### Dataset content:
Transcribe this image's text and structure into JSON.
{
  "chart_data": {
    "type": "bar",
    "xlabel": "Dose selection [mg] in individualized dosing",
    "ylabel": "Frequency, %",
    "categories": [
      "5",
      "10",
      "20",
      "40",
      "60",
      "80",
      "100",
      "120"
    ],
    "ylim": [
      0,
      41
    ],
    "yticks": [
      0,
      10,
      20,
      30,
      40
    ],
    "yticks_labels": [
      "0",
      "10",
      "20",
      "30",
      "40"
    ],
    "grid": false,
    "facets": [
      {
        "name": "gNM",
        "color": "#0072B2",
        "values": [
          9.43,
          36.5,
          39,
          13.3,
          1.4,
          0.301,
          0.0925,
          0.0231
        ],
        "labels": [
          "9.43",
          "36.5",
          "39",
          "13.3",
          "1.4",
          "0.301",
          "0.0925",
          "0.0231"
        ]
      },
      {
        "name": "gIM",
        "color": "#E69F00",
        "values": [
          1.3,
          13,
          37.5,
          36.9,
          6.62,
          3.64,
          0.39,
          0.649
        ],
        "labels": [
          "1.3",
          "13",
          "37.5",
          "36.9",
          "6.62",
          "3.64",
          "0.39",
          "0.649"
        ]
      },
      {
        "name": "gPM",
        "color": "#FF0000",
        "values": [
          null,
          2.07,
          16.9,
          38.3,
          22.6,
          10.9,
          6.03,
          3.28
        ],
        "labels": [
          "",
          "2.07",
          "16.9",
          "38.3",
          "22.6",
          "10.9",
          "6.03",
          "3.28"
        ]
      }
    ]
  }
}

### Problem to solve:
Transcribe every entry exactly.

### Solution:
Transcribe this image's text and structure into JSON.
{
  "chart_data": {
    "type": "bar",
    "xlabel": "Dose selection [mg] in individualized dosing",
    "ylabel": "Frequency, %",
    "categories": [
      "5",
      "10",
      "20",
      "40",
      "60",
      "80",
      "100",
      "120"
    ],
    "ylim": [
      0,
      41
    ],
    "yticks": [
      0,
      10,
      20,
      30,
      40
    ],
    "yticks_labels": [
      "0",
      "10",
      "20",
      "30",
      "40"
    ],
    "grid": false,
    "facets": [
      {
        "name": "gNM",
        "color": "#0072B2",
        "values": [
          9.43,
          36.5,
          39,
          13.3,
          1.4,
          0.301,
          0.0925,
          0.0231
        ],
        "labels": [
          "9.43",
          "36.5",
          "39",
          "13.3",
          "1.4",
          "0.301",
          "0.0925",
          "0.0231"
        ]
      },
      {
        "name": "gIM",
        "color": "#E69F00",
        "values": [
          1.3,
          13,
          37.5,
          36.9,
          6.62,
          3.64,
          0.39,
          0.649
        ],
        "labels": [
          "1.3",
          "13",
          "37.5",
          "36.9",
          "6.62",
          "3.64",
          "0.39",
          "0.649"
        ]
      },
      {
        "name": "gPM",
        "color": "#FF0000",
        "values": [
          null,
          2.07,
          16.9,
          38.3,
          22.6,
          10.9,
          6.03,
          3.28
        ],
        "labels": [
          "",
          "2.07",
          "16.9",
          "38.3",
          "22.6",
          "10.9",
          "6.03",
          "3.28"
        ]
      }
    ]
  }
}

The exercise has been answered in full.